Transcribe the records below exactly, leaving out any pictures.

── Task input ──

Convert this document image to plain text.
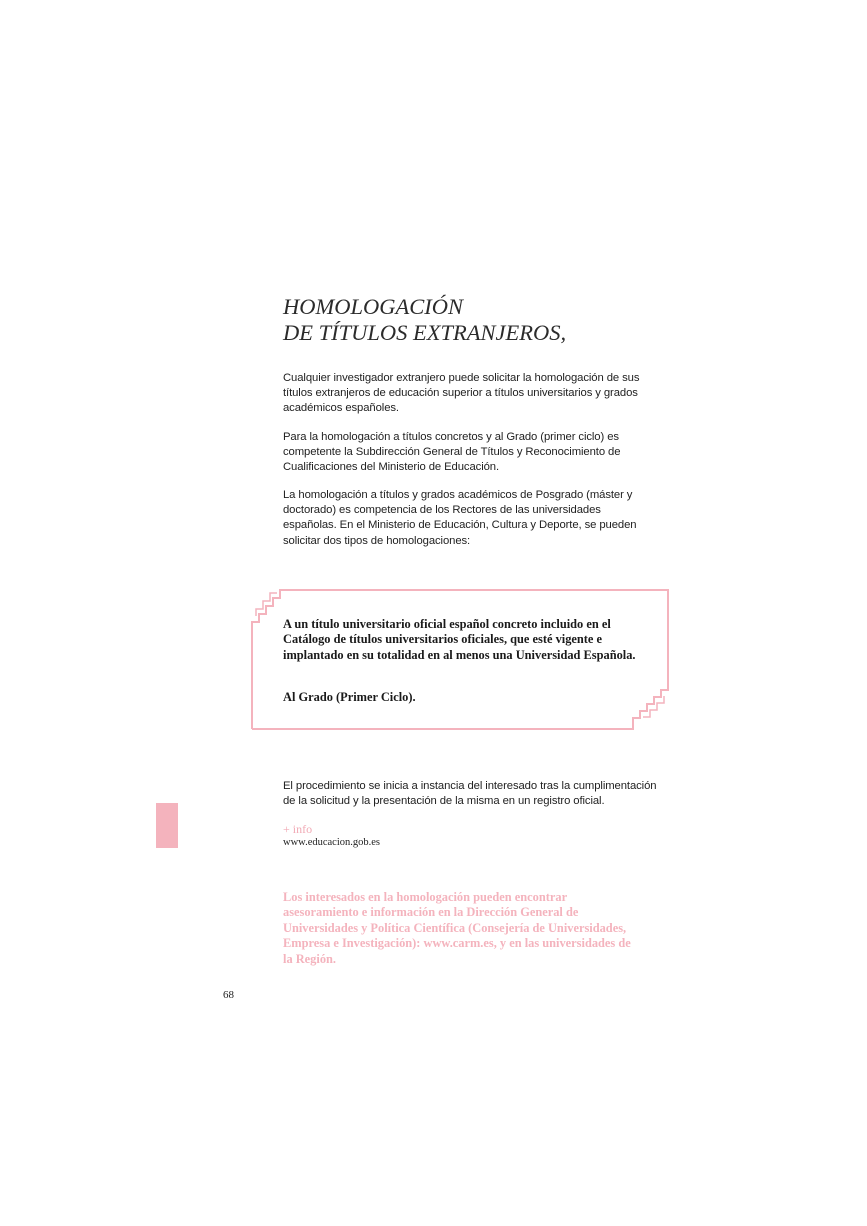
HOMOLOGACIÓN
DE TÍTULOS EXTRANJEROS,

Cualquier investigador extranjero puede solicitar la homologación de sus títulos extranjeros de educación superior a títulos universitarios y grados académicos españoles.

Para la homologación a títulos concretos y al Grado (primer ciclo) es competente la Subdirección General de Títulos y Reconocimiento de Cualificaciones del Ministerio de Educación.

La homologación a títulos y grados académicos de Posgrado (máster y doctorado) es competencia de los Rectores de las universidades españolas. En el Ministerio de Educación, Cultura y Deporte, se pueden solicitar dos tipos de homologaciones:

A un título universitario oficial español concreto incluido en el Catálogo de títulos universitarios oficiales, que esté vigente e implantado en su totalidad en al menos una Universidad Española.

Al Grado (Primer Ciclo).

El procedimiento se inicia a instancia del interesado tras la cumplimentación de la solicitud y la presentación de la misma en un registro oficial.

+ info
www.educacion.gob.es

Los interesados en la homologación pueden encontrar asesoramiento e información en la Dirección General de Universidades y Política Científica (Consejería de Universidades, Empresa e Investigación): www.carm.es, y en las universidades de la Región.

68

───

* The completed task *
Convert this document image to plain text.
HOMOLOGACIÓN
DE TÍTULOS EXTRANJEROS,

Cualquier investigador extranjero puede solicitar la homologación de sus títulos extranjeros de educación superior a títulos universitarios y grados académicos españoles.

Para la homologación a títulos concretos y al Grado (primer ciclo) es competente la Subdirección General de Títulos y Reconocimiento de Cualificaciones del Ministerio de Educación.

La homologación a títulos y grados académicos de Posgrado (máster y doctorado) es competencia de los Rectores de las universidades españolas. En el Ministerio de Educación, Cultura y Deporte, se pueden solicitar dos tipos de homologaciones:

A un título universitario oficial español concreto incluido en el Catálogo de títulos universitarios oficiales, que esté vigente e implantado en su totalidad en al menos una Universidad Española.

Al Grado (Primer Ciclo).

El procedimiento se inicia a instancia del interesado tras la cumplimentación de la solicitud y la presentación de la misma en un registro oficial.

+ info
www.educacion.gob.es

Los interesados en la homologación pueden encontrar asesoramiento e información en la Dirección General de Universidades y Política Científica (Consejería de Universidades, Empresa e Investigación): www.carm.es, y en las universidades de la Región.

68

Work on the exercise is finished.